> DIRECTION
Find each line in the following listing that has the string "screenshot", then state the count and nothing else.

Stored data
[start]

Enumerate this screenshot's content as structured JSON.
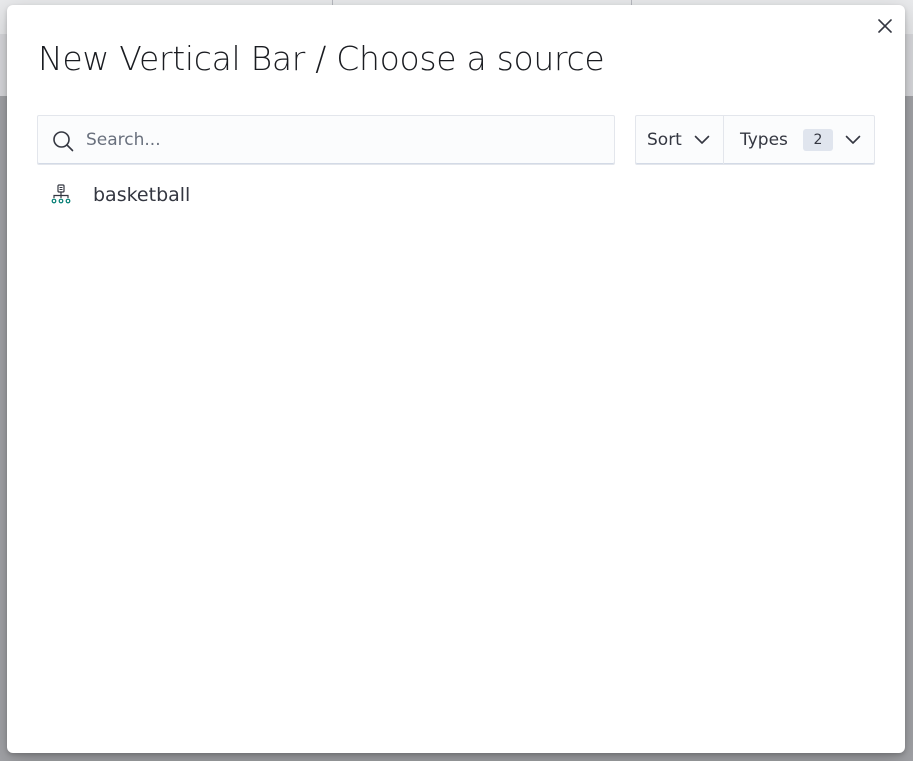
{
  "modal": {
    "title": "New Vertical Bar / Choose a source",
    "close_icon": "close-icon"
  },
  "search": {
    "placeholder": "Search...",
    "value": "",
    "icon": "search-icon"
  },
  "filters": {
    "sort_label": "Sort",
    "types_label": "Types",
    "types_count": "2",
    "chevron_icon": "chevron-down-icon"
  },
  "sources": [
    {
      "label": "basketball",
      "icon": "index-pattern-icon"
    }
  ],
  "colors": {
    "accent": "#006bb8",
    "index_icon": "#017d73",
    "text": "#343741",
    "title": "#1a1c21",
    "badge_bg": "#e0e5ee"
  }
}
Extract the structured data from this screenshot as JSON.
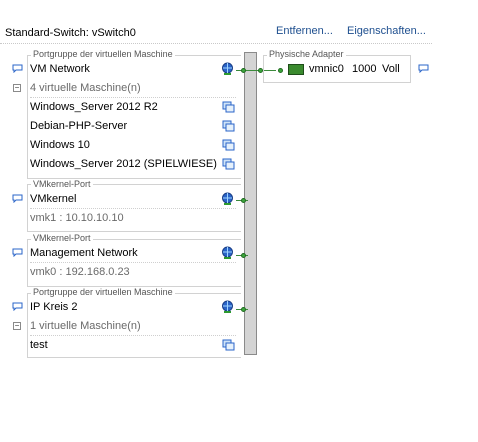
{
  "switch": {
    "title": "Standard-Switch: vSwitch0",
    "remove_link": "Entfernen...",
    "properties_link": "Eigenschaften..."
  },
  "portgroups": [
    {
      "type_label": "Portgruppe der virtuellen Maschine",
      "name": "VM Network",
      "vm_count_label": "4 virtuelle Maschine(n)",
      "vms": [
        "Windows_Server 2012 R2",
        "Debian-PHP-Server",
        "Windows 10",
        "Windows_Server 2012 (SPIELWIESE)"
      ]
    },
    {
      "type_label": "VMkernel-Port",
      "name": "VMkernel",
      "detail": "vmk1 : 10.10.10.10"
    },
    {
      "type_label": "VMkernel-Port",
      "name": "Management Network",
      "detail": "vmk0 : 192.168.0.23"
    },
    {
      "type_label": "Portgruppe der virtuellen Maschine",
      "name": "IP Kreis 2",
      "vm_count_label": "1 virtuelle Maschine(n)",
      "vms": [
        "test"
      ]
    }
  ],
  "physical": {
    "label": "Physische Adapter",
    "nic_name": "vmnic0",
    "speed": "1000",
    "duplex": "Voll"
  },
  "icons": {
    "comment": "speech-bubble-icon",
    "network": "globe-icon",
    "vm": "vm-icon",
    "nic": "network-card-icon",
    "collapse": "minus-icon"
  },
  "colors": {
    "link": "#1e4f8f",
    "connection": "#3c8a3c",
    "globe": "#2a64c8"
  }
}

[end]

> SOLUTION TO THIS PROBLEM
2